● What to produce
Every line below that mentions the word "Październik" should be copied out.

━━━ Data to use ━━━

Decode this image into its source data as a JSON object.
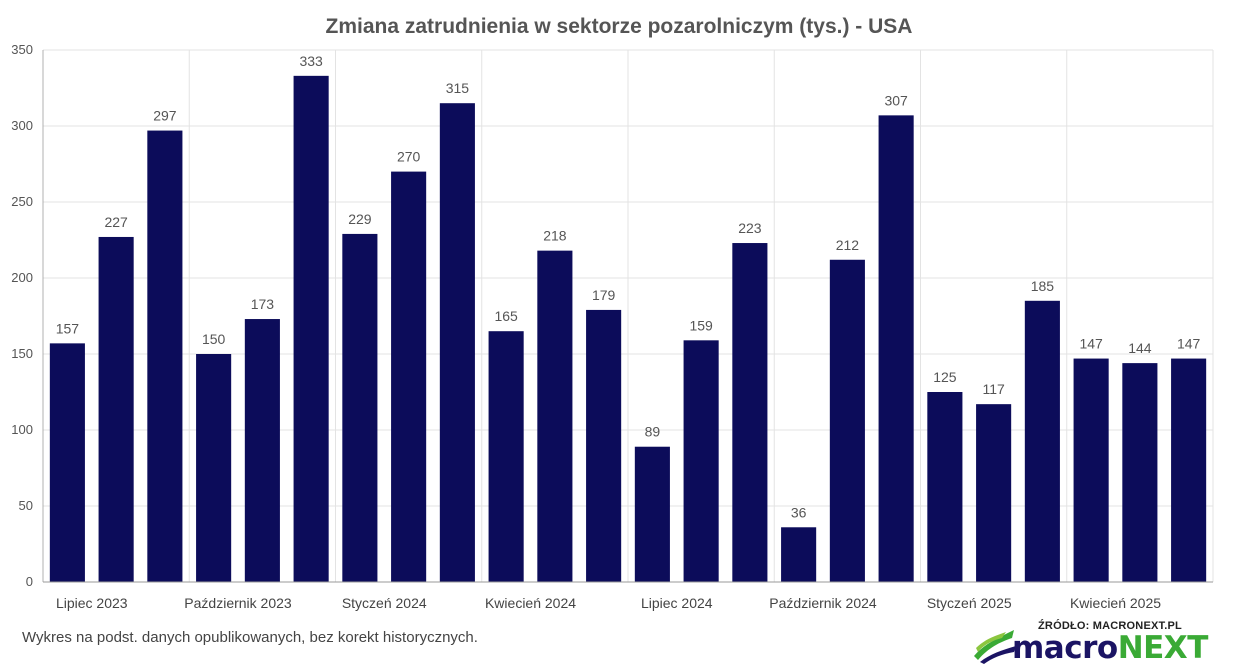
{
  "chart_data": {
    "type": "bar",
    "title": "Zmiana zatrudnienia w sektorze pozarolniczym (tys.) - USA",
    "xlabel": "",
    "ylabel": "",
    "ylim": [
      0,
      350
    ],
    "yticks": [
      0,
      50,
      100,
      150,
      200,
      250,
      300,
      350
    ],
    "grid": true,
    "bar_color": "#0c0c5a",
    "values": [
      157,
      227,
      297,
      150,
      173,
      333,
      229,
      270,
      315,
      165,
      218,
      179,
      89,
      159,
      223,
      36,
      212,
      307,
      125,
      117,
      185,
      147,
      144,
      147
    ],
    "x_tick_labels": [
      {
        "index": 0,
        "label": "Lipiec 2023"
      },
      {
        "index": 3,
        "label": "Październik 2023"
      },
      {
        "index": 6,
        "label": "Styczeń 2024"
      },
      {
        "index": 9,
        "label": "Kwiecień 2024"
      },
      {
        "index": 12,
        "label": "Lipiec 2024"
      },
      {
        "index": 15,
        "label": "Październik 2024"
      },
      {
        "index": 18,
        "label": "Styczeń 2025"
      },
      {
        "index": 21,
        "label": "Kwiecień 2025"
      }
    ]
  },
  "footer": {
    "note": "Wykres na podst. danych opublikowanych, bez korekt historycznych.",
    "source": "ŹRÓDŁO: MACRONEXT.PL",
    "logo_part1": "macro",
    "logo_part2": "NEXT",
    "logo_colors": {
      "dark": "#1b1464",
      "green": "#3aaa35"
    }
  }
}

━━━

● Answer to this task
        "label": "Październik 2023"
        "label": "Październik 2024"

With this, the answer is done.